Aim: Return all lines from the listing below in which the string "title" occurs.

Extracted records
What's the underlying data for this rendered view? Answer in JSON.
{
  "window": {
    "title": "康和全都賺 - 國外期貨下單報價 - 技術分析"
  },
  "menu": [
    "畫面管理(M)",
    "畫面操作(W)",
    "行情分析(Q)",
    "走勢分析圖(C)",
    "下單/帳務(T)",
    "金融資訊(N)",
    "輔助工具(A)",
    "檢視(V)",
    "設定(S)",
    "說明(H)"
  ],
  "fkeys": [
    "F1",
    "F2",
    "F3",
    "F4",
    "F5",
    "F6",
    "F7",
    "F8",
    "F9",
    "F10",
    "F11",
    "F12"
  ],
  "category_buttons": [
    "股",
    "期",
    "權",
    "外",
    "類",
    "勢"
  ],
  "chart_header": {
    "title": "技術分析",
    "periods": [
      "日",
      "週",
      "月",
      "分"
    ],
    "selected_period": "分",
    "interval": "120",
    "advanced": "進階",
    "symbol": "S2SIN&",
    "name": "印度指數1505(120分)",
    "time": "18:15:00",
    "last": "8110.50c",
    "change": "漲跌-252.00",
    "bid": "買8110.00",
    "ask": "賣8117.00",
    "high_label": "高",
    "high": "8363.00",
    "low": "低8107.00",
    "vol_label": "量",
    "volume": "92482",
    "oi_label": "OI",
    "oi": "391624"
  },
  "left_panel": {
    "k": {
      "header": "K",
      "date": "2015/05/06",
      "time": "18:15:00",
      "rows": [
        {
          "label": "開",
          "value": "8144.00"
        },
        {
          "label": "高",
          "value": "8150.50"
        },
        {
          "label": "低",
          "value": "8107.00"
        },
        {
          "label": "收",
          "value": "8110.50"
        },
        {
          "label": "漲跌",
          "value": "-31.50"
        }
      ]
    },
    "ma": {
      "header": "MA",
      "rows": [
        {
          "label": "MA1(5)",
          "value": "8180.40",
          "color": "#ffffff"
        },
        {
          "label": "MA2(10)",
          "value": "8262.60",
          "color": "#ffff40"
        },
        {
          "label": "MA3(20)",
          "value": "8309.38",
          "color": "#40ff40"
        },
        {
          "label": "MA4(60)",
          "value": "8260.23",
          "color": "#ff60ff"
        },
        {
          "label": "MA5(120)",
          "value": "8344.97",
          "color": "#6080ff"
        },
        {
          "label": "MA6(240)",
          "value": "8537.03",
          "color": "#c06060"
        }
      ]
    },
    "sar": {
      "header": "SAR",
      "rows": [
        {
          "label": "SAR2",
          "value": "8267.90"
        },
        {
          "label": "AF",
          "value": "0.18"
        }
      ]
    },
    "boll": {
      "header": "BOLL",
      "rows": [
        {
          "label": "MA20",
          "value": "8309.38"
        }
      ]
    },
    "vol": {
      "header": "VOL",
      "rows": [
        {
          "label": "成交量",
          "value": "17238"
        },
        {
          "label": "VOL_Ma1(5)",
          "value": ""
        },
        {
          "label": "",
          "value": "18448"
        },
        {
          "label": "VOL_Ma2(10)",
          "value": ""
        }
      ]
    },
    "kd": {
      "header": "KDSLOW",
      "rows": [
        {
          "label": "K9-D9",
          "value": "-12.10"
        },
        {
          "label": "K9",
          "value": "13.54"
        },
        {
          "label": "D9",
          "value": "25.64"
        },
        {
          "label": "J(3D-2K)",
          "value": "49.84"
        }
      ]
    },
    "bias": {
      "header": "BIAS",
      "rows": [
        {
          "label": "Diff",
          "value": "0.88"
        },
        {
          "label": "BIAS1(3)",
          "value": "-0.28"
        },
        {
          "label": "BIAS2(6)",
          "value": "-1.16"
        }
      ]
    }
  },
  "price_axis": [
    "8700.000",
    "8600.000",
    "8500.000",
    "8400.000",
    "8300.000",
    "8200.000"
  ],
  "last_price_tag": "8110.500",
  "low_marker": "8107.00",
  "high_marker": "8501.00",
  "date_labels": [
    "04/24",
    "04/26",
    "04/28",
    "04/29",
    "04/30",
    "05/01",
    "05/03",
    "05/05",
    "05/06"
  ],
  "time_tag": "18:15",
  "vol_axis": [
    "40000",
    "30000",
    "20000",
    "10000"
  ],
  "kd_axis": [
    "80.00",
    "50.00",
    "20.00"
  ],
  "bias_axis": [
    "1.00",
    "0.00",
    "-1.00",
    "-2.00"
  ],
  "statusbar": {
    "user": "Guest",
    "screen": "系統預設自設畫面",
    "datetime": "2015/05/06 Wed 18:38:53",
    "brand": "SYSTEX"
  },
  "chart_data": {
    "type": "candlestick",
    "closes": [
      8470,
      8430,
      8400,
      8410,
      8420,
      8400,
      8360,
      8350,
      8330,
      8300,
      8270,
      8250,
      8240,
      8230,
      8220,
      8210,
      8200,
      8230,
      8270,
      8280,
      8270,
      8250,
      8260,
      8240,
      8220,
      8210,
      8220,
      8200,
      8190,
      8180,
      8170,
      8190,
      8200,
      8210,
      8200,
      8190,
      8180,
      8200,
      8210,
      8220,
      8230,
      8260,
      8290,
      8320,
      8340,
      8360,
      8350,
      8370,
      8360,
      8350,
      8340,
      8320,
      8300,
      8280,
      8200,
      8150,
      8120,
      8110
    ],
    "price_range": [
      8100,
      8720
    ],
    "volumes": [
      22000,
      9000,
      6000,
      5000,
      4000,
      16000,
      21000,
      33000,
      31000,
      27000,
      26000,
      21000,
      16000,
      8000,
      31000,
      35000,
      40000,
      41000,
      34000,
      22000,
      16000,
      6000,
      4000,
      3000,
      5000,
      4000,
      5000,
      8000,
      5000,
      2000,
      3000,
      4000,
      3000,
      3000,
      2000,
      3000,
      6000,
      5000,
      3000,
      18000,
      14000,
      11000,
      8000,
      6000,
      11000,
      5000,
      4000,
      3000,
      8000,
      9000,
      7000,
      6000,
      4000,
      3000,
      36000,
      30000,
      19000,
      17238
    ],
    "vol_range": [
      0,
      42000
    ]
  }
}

Answer to the exercise:
    "title": "康和全都賺 - 國外期貨下單報價 - 技術分析"
    "title": "技術分析",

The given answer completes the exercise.